Using pre-defined tasks and aspects:

scores = gpt_score.compute(
    user_prompts=["This is the user prompt"],
    predictions=["This is a candidate sentence"],
    task="diag", # task to evaluate
    aspects=["CON"], # aspects to evaluate (consistent, fluent, informative, interesting, relevant, specific, ...)
)

Using custom tasks and aspects:

scores = gpt_score.compute(
    user_prompts=["This is the user prompt"],
    predictions=["This is a candidate sentence"],
    custom_prompt = {
        "name": "FLU", #fluency
        "task": "diag",
        "aspect": "Answer the question based on the conversation between a human and AI.\nQuestion: Is the response of AI fluent throughout the conversation? (a) Yes. (b) No.\nConversation:\nUser: {{src}}\nAI: {{pred}}\nAnswer:",
    }, # custom prompt to use, you can create your own evaluation prompt.
)

Relevance

from saga_llm_evaluation.helpers.language_metrics import Relevance

relevance = Relevance()
scores = relevance.compute(
    user_prompts=["This is the user prompt"],
    predictions=["This is a candidate sentence"],
)

Correctness

from saga_llm_evaluation.helpers.language_metrics import Correctness

correctness = Correctness()
scores = correctness.compute(
    user_prompts=["This is the user prompt"],
    predictions=["This is a candidate sentence"],
    references=["This is the reference sentence"],
)

Faithfulness

from saga_llm_evaluation.helpers.language_metrics import Faithfulness

faithfulness = Faithfulness()
scores = faithfulness.compute(
    user_prompts=["This is the user prompt"],
    predictions=["This is a candidate sentence"],
    references=["This is the reference sentence"],
)

Negative Rejection

from saga_llm_evaluation.helpers.language_metrics import NegativeRejection

negative_rejection = NegativeRejection()

§ RECORDED INFORMATION
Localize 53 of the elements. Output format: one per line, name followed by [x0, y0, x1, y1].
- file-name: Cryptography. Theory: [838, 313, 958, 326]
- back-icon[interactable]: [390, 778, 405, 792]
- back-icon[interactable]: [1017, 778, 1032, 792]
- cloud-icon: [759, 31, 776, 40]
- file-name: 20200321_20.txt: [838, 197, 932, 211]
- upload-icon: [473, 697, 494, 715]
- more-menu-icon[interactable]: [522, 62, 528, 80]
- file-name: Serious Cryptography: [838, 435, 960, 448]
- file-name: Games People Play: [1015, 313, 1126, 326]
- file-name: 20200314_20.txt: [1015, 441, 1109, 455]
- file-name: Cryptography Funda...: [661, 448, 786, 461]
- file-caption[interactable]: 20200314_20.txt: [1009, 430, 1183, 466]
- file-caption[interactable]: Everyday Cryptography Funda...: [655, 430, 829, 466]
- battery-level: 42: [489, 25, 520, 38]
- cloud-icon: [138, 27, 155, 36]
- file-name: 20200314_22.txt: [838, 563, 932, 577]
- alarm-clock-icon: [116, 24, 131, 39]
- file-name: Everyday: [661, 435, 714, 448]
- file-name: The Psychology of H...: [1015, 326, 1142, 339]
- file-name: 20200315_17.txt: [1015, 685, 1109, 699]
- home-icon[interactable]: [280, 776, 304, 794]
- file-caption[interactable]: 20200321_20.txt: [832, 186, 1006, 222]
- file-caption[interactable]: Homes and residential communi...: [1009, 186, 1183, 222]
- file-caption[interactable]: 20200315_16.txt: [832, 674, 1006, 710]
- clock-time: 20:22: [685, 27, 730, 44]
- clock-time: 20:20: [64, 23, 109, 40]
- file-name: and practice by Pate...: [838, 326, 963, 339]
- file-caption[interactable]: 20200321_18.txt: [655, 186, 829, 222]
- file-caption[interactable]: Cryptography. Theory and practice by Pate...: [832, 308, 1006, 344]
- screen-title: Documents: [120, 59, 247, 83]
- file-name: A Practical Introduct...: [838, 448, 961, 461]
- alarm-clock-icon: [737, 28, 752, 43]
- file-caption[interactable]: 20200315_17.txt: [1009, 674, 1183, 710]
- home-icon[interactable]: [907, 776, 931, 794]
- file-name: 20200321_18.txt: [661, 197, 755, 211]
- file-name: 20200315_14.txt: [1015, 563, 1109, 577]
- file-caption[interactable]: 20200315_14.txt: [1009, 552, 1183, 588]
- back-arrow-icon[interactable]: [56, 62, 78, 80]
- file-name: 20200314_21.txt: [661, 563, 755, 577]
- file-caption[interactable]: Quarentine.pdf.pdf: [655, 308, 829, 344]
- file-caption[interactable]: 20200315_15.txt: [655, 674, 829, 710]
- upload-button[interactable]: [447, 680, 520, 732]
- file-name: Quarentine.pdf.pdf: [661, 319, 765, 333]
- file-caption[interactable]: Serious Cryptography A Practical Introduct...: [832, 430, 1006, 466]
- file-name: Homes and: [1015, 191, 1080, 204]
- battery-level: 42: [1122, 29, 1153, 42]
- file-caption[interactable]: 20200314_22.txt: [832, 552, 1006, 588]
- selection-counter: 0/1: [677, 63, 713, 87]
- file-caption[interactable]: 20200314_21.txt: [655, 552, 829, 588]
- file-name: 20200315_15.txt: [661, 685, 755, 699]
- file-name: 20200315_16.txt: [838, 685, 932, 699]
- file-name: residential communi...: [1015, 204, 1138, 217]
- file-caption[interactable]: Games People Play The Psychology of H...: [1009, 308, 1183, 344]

§ TO DO
1. Transcribe the evaluation metrics excerpt from "Using pre-defined tasks" to "relevant, specific, ...)".
2. Pick up the evaluation metrics excerpt after its last line and keep writing it.

§ ANSWERS BY ITEM NUMBER
1.
Using pre-defined tasks and aspects:

scores = gpt_score.compute(
    user_prompts=["This is the user prompt"],
    predictions=["This is a candidate sentence"],
    task="diag", # task to evaluate
    aspects=["CON"], # aspects to evaluate (consistent, fluent, informative, interesting, relevant, specific, ...)

2.
scores = negative_rejection.compute(
    user_prompts=["This is the user prompt"],
    predictions=["This is a candidate sentence"],
    references=["This is the reference sentence"],
)

HallucinationScore

from saga_llm_evaluation.helpers.language_metrics import HallucinationScore

hallucination_score = HallucinationScore()
scores = hallucination_score.compute(
    predictions=["This is a candidate sentence"],
    references=["This is the reference sentence"],
)

Retrieval-based metrics

Relevance

from saga_llm_evaluation.helpers.retrieval_metrics import Relevance

relevance = Relevance()
scores = relevance.compute(
    contexts=["This is the retrieved information"],
    query="This is the query topic",
)

Accuracy

from saga_llm_evaluation.helpers.retrieval_metrics import Accuracy
from llama_index.core import VectorStoreIndex

# Assuming you have an index created and populated with the relevant data
index = VectorStoreIndex()

accuracy = Accuracy(index=index, k=2)
scores = accuracy.compute(
    query="This is the query topic",
    expected_ids=["expected_id_1", "expected_id_2"],
)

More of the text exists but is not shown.